[Requirements]
a – In the SQLite question, what is the id column of tags_combinations meant to do?
b – For the SQLite question, decide whether each statement agrees with it: (i) tag_value in the tags table is declared NOT NULL; (ii) object.id and tags.id refer to the same object; (iii) the id column of tags_combinations is declared BIGINT. Give yes or no for each, quoting the deciding words.
c – Write the next part of the SQLite question, picking up after its last sentence.

[Text provided]

SQLite cross reference unique combinations - sqlite

I've got two tables already populated with data with the given schemas:
CREATE TABLE objects
(
id BIGINT NOT NULL,
latitude BIGINT NOT NULL,
longitude BIGINT NOT NULL,
PRIMARY KEY (id)
)
CREATE TABLE tags
(
id BIGINT NOT NULL,
tag_key VARCHAR(100) NOT NULL,
tag_value VARCHAR(500),
PRIMARY KEY (id , tag_key)
)
object.id and tags.id refer to the same object
I'd like to populate a third table with the unique combinations of tag_key and tag_value. For example:
INSERT OR REPLACE INTO objects (id) VALUES (0);
INSERT OR REPLACE INTO tags (id, tag_key, tag_value) VALUES (0, 'a', 'x');
INSERT OR REPLACE INTO objects (id) VALUES (1);
INSERT OR REPLACE INTO tags (id, tag_key, tag_value) VALUES (1, 'a', 'y');
INSERT OR REPLACE INTO objects (id) VALUES (2);
INSERT OR REPLACE INTO tags (id, tag_key, tag_value) VALUES (2, 'a', 'x');
INSERT OR REPLACE INTO tags (id, tag_key, tag_value) VALUES (2, 'a', 'y');
INSERT OR REPLACE INTO objects (id) VALUES (3);
INSERT OR REPLACE INTO tags (id, tag_key, tag_value) VALUES (3, 'a', 'x');
INSERT OR REPLACE INTO objects (id) VALUES (4);
INSERT OR REPLACE INTO tags (id, tag_key, tag_value) VALUES (4, 'a', 'y');
Should result in 3 entries of
0: ([a,x])
1: ([a,y])
3: ([a,x][a,y])
Currently I have:
CREATE TABLE tags_combinations
(
id INTEGER PRIMARY KEY,
tag_key VARCHAR(100) NOT NULL,
tag_value VARCHAR(500)
);
The id shouldn't be related to the original id of the object, just something to group unique combinations.

[Given entries]
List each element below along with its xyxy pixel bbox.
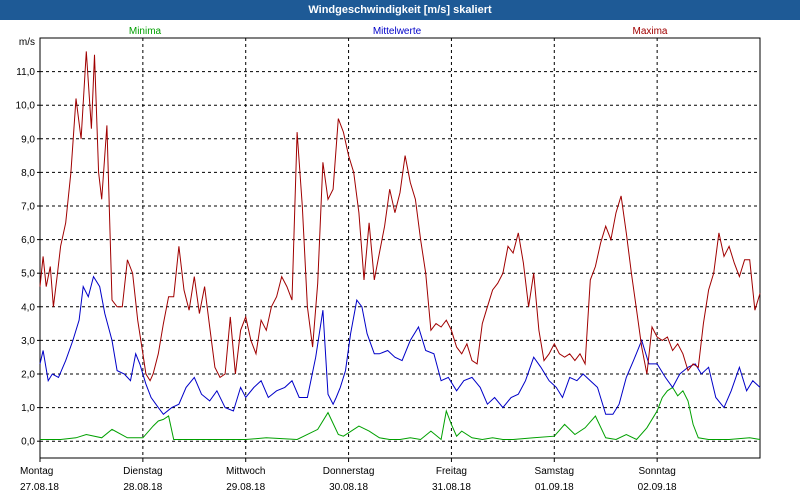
series-line-minima [40,386,761,441]
legend-minima: Minima [129,26,162,37]
x-tick-label-date: 30.08.18 [329,482,368,493]
chart-title: Windgeschwindigkeit [m/s] skaliert [0,0,800,20]
y-tick-label: 3,0 [21,336,35,347]
legend-mittelwerte: Mittelwerte [373,26,422,37]
x-tick-label-date: 27.08.18 [20,482,59,493]
y-tick-label: 11,0 [16,67,35,78]
x-tick-label-day: Montag [20,466,53,477]
plot-area-border [39,37,761,459]
x-tick-label-day: Sonntag [639,466,676,477]
y-tick-label: 4,0 [21,302,35,313]
x-tick-label-day: Freitag [436,466,467,477]
y-tick-label: 9,0 [21,134,35,145]
series-line-maxima [39,51,761,382]
x-tick-label-day: Samstag [535,466,574,477]
y-tick-label: 6,0 [21,235,35,246]
x-tick-label-date: 31.08.18 [432,482,471,493]
y-tick-label: 5,0 [21,269,35,280]
y-tick-label: 7,0 [21,202,35,213]
x-tick-label-date: 29.08.18 [226,482,265,493]
x-tick-label-date: 28.08.18 [123,482,162,493]
legend-maxima: Maxima [632,26,667,37]
y-tick-label: 2,0 [21,370,35,381]
x-tick-label-day: Mittwoch [226,466,265,477]
x-tick-label-day: Dienstag [123,466,162,477]
x-tick-label-date: 02.09.18 [638,482,677,493]
x-tick-label-day: Donnerstag [323,466,375,477]
x-tick-label-date: 01.09.18 [535,482,574,493]
y-axis-label: m/s [19,37,35,48]
series-line-mittelwerte [39,275,761,416]
chart-canvas: 0,0 1,0 2,0 3,0 4,0 5,0 6,0 7,0 8,0 9,0 10,0 11,0 m/… [16,26,761,493]
y-tick-label: 10,0 [16,101,36,112]
y-tick-label: 8,0 [21,168,35,179]
y-tick-label: 1,0 [21,403,35,414]
y-tick-label: 0,0 [21,437,35,448]
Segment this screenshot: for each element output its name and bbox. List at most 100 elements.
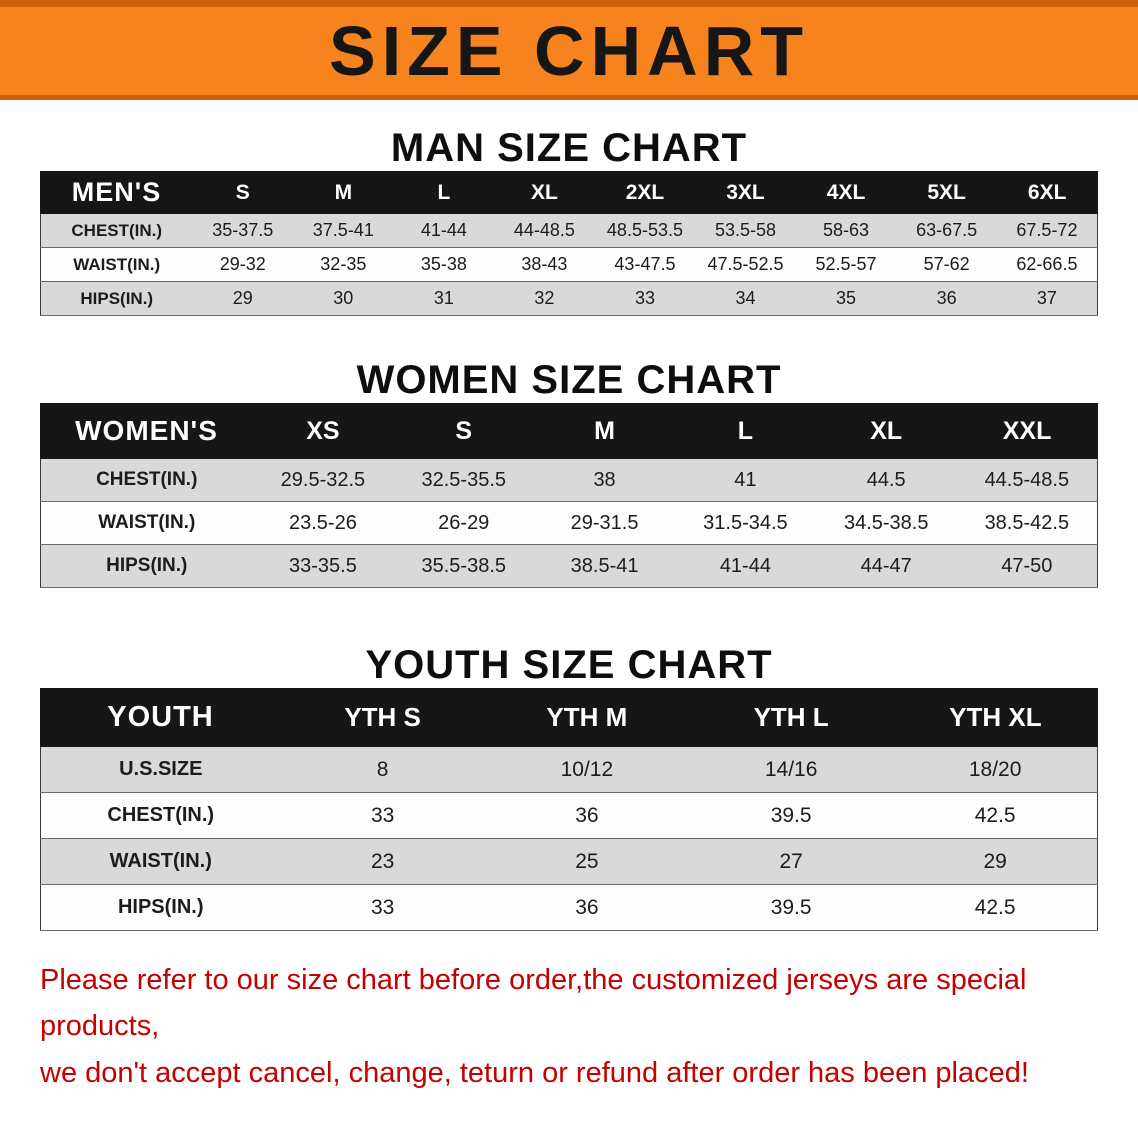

[Results for each task]
a – It only groups unique combinations and has no relation to the object's original id.

b –
(i) No: "tag_value VARCHAR(500)"
(ii) Yes: "object.id and tags.id refer to the same object"
(iii) No: "id INTEGER PRIMARY KEY"

c –
This is the query I have so far:
SELECT
t1.tag_key, t1.tag_value
FROM
tags t1
WHERE
t1.id
IN
(
/* select ids who's every tags entry is not under one id in tags_combinations */
SELECT
t2.id
FROM
tags t2
WHERE
t2.tag_key, t2.tag_value
NOT IN
(
)
);
The part with the comment is what I am not sure about, how would I select every id from tags that does not have all of the corresponding tag_key and tag_value entries already under one id in tags_combinations?
To clarify exactly the result I am after: From the sample data given, it should return 4 rows with:
row id tag_key tag_value
0 0 a x
1 1 a y
2 2 a x
3 2 a y

SQL is a set-based language. If you reformulate your question in the language of set theory, you can directly translate it into SQL:
You want all rows of the tags table, except those from duplicate objects.
Objects are duplicates if they have exactly the same key/value combinations. However, we still want to return one of those objects, so we define duplicates only as those objects where no other duplicate object with a smaller ID exists.
Two objects A and B have exactly the same key/value combinations if
all key/value combinations in A also exist in B, and
all key/value combinations in B also exist in A.
All key/value combinations in A also exist in B if there is no key/value combination in A that does not exist in B (note: double negation).
SELECT id, tag_key, tag_value
FROM tags
WHERE NOT EXISTS (SELECT 1
FROM tags AS dup
WHERE dup.id < tags.id
AND NOT EXISTS (SELECT 1
FROM tags AS A
WHERE A.id = tags.id
AND NOT EXISTS (SELECT 1
FROM tags AS B
WHERE B.id = dup.id
AND B.tag_key = A.tag_key
AND B.tag_value = A.tag_value)
)
AND NOT EXISTS (SELECT 1
FROM tags AS B
WHERE B.id = dup.id
AND NOT EXISTS (SELECT 1
FROM tags AS A
WHERE A.id = tags.id
AND A.tag_key = B.tag_key
AND A.tag_value = B.tag_value)
)
)
ORDER BY id, tag_key;

This is not easy in SQLite. We want to identify groups of tag key/value pairs. So we could group by id and get a string of the associated pairs with group_concat. This would be the way to do it in another DBMS. SQLite, however, cannot order in group_concat, so we might end up with 2: 'a/x,a/y' and 5: 'a/y,a/x'. Two different strings for the same pairs.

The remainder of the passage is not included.